When the subject of becoming a Private Preceptor myself first came up, I was shocked to discover that my immediate response was that it would mean closing the back door, that there would be no slipping away. I hadn't realised there was a door still open, but I still seemed to harbour a view - even though I was kalyana mitra to several people - that my spiritual life was somehow my own private affair and wouldn't affect anyone else. I think every Preceptor has somehow to come to terms with what it means to witness someone else's Going for Refuge while at the same time being aware of one's own imperfections. When I came to do my first private ordinations in 2001, Sanghadevi happened to be on the same retreat, so I went to her for a simple blessing before making my way to the private shrine-room. It was a significant moment: I was one of the first generation of women to be ordained by women, and was about to make her a spiritual grandmother.

Sitting waiting for the first person I was to ordain, I had a sense of having come full circle. In a way it was like being at my own ordination again, but being on the other side of the shrine I had that bit more experience. I had Bhante and Green Tara very strongly in mind, but then all I had to do was be as conscious as possible of the significance of what was taking place, which somehow meant that I was just playing my part in something that was much bigger than me.
##########
Written tasks:
1 - Retype the passage on becoming a Private Preceptor word for word, starting at "Sitting waiting for" and ending at "bigger than me.".
2 - Continue the passage on becoming a Private Preceptor from the point where it stops.
##########
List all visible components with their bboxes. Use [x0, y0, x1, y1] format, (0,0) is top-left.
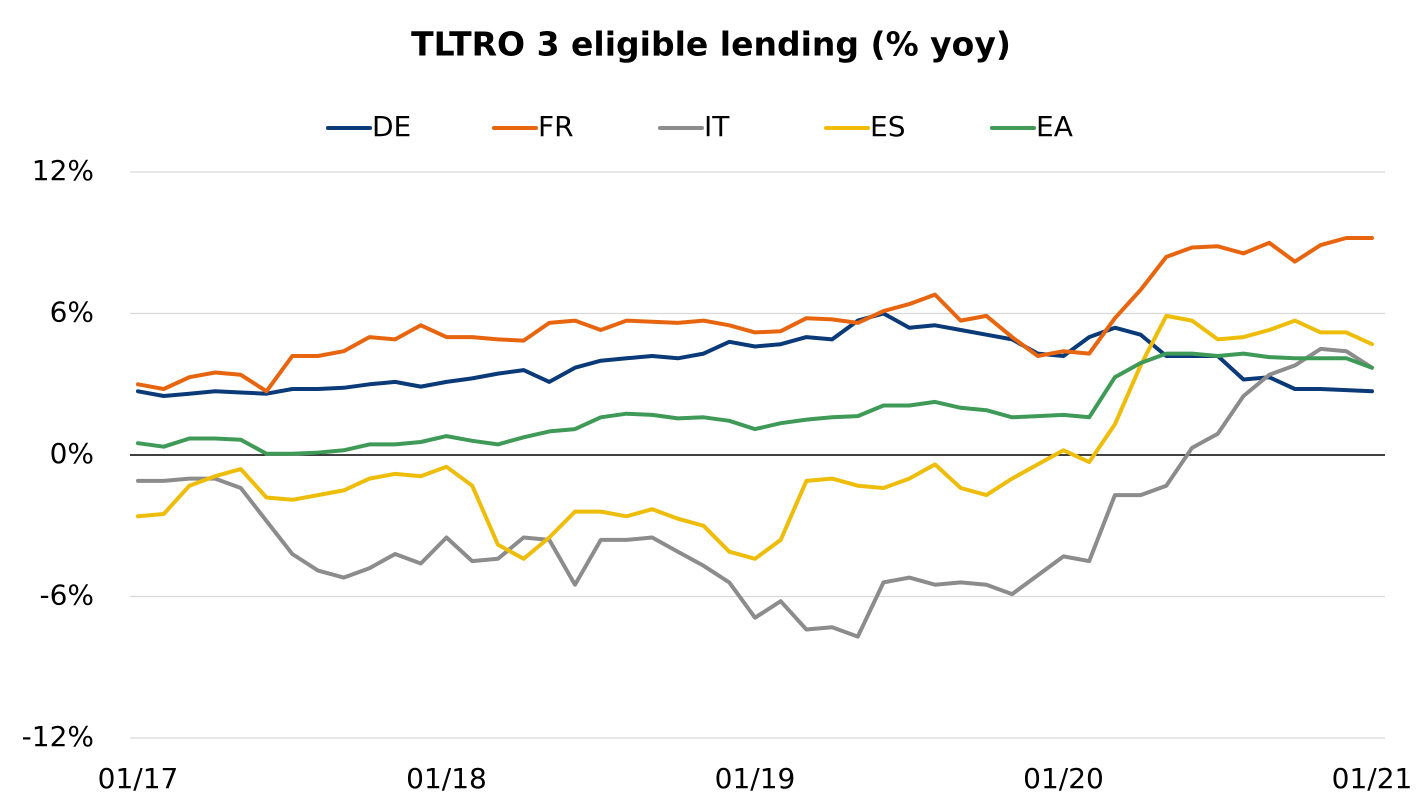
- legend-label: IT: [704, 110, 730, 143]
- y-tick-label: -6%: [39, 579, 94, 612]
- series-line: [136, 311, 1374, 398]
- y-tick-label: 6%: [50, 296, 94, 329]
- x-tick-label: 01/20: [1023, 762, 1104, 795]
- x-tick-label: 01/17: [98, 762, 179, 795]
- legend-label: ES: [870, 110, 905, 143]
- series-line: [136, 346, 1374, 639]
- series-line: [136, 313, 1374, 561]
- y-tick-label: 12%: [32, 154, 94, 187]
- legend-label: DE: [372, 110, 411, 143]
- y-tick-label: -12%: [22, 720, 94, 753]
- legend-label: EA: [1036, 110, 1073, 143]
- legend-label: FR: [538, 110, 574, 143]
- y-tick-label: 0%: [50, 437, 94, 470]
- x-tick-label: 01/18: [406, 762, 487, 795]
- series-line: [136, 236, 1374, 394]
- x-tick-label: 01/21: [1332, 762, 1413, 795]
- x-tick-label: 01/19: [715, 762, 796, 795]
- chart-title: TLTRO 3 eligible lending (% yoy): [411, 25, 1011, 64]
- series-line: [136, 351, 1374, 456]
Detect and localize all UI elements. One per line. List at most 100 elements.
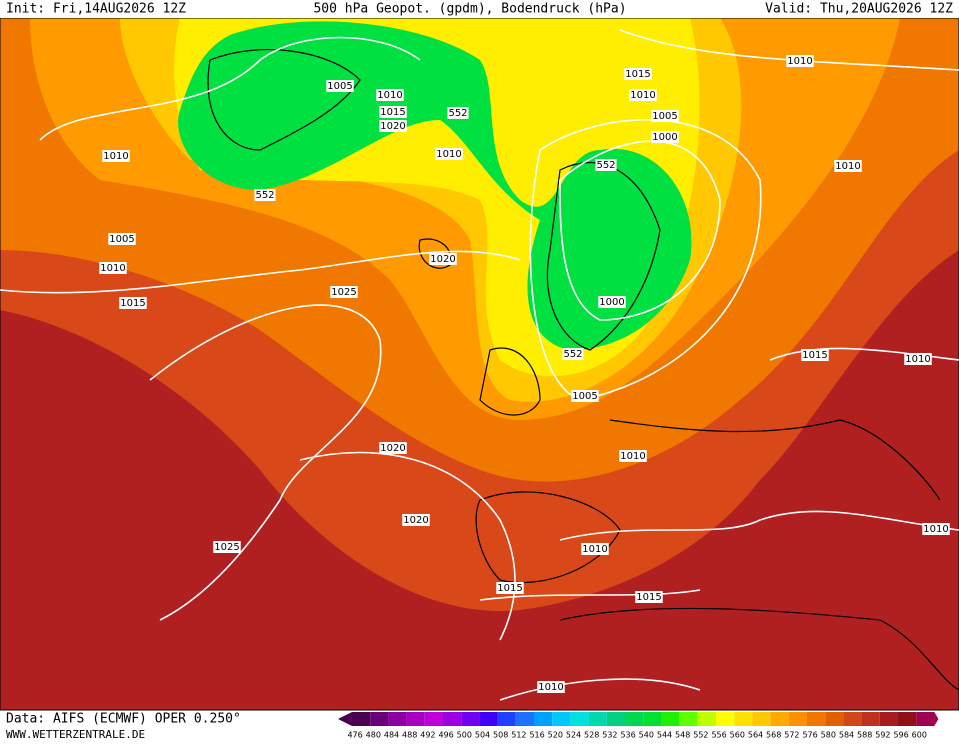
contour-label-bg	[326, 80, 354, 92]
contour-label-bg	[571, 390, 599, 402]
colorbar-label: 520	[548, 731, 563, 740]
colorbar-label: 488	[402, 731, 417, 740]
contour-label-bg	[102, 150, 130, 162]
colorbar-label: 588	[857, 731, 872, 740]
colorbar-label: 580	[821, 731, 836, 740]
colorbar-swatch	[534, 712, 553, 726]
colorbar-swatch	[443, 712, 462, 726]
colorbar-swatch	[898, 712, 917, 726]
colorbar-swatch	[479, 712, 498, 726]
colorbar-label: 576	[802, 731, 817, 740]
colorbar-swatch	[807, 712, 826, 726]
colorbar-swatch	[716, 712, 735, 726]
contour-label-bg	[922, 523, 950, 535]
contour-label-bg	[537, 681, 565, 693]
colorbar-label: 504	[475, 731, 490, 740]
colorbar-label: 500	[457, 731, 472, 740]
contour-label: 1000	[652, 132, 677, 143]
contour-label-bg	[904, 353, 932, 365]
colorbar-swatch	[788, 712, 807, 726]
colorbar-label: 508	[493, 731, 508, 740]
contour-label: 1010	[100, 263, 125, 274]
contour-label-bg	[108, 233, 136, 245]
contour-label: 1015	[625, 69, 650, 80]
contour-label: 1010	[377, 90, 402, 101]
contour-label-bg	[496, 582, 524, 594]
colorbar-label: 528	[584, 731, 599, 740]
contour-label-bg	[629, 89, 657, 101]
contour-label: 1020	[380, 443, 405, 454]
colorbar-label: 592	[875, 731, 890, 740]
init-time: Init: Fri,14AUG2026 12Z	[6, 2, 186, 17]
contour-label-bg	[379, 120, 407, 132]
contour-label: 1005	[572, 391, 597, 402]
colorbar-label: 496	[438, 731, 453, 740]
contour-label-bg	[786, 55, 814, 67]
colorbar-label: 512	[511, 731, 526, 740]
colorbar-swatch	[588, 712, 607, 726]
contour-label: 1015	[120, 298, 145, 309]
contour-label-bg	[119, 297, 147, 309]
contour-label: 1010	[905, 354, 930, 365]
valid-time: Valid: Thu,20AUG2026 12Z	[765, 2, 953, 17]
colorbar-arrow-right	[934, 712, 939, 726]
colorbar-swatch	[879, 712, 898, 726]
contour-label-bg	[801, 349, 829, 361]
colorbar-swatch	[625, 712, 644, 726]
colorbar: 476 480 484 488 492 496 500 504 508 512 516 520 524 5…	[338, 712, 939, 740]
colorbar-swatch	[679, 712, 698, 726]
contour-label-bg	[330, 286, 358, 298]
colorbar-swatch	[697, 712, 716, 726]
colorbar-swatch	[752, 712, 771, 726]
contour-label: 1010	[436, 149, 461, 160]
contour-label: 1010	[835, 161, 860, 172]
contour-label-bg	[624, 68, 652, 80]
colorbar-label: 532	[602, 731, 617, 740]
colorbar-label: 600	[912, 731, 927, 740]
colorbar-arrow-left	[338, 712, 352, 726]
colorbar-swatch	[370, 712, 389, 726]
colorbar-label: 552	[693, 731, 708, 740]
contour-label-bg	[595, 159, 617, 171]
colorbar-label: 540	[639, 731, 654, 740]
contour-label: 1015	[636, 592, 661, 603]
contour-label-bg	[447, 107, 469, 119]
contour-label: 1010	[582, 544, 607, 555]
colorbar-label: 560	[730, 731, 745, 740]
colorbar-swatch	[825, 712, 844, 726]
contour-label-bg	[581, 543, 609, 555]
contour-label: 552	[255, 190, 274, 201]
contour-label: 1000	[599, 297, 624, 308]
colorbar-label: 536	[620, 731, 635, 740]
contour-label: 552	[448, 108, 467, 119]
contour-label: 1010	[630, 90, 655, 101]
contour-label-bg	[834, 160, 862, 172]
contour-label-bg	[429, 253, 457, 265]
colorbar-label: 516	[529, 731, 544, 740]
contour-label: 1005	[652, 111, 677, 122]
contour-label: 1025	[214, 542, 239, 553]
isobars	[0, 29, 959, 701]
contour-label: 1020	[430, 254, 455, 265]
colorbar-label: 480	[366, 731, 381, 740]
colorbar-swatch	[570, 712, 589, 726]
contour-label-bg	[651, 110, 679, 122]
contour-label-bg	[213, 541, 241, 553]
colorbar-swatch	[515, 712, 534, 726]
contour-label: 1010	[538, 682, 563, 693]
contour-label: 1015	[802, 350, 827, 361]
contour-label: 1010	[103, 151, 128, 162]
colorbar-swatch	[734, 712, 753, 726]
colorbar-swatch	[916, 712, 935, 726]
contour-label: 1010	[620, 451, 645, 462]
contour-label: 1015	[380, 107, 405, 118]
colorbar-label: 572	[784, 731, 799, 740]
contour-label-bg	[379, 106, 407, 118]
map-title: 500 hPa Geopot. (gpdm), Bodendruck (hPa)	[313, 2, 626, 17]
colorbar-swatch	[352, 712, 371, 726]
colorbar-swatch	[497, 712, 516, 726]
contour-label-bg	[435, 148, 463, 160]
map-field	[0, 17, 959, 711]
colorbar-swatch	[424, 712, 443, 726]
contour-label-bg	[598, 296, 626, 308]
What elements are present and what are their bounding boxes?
##########
Expected results:
1 -
Sitting waiting for the first person I was to ordain, I had a sense of having come full circle. In a way it was like being at my own ordination again, but being on the other side of the shrine I had that bit more experience. I had Bhante and Green Tara very strongly in mind, but then all I had to do was be as conscious as possible of the significance of what was taking place, which somehow meant that I was just playing my part in something that was much bigger than me.

2 -
What was it like to be told you were a Public Preceptor?

Dhammadinna took me for a walk, and halfway around the circuit she told me that she had something to say that she hadn't had to say before, and that it wasn't exactly a request! At that point I remembered that this was how she'd described her own appointment as Public Preceptor - as not being asked. Of course I immediately dismissed the thought as totally unlikely, but that's what it turned out to be.

I was very shocked, and I sensed that everything in my life had suddenly become so much more weighty. Not in the sense of being heavy, but of seeming to have more significance. At that Point, I was far more aware of the effect it was going to have on me internally, and it was some time before I caught up with the external implications - such as publicly ordaining people! Fortunately I was going on a month's solitary retreat a couple of days later and that gave me time to absorb the news. Strangely enough it was at Osel Ling, and the last time I'd been there, twelve years before, was when I had received the invitation to my ordination retreat from Bhante.

Had you ever envisioned this?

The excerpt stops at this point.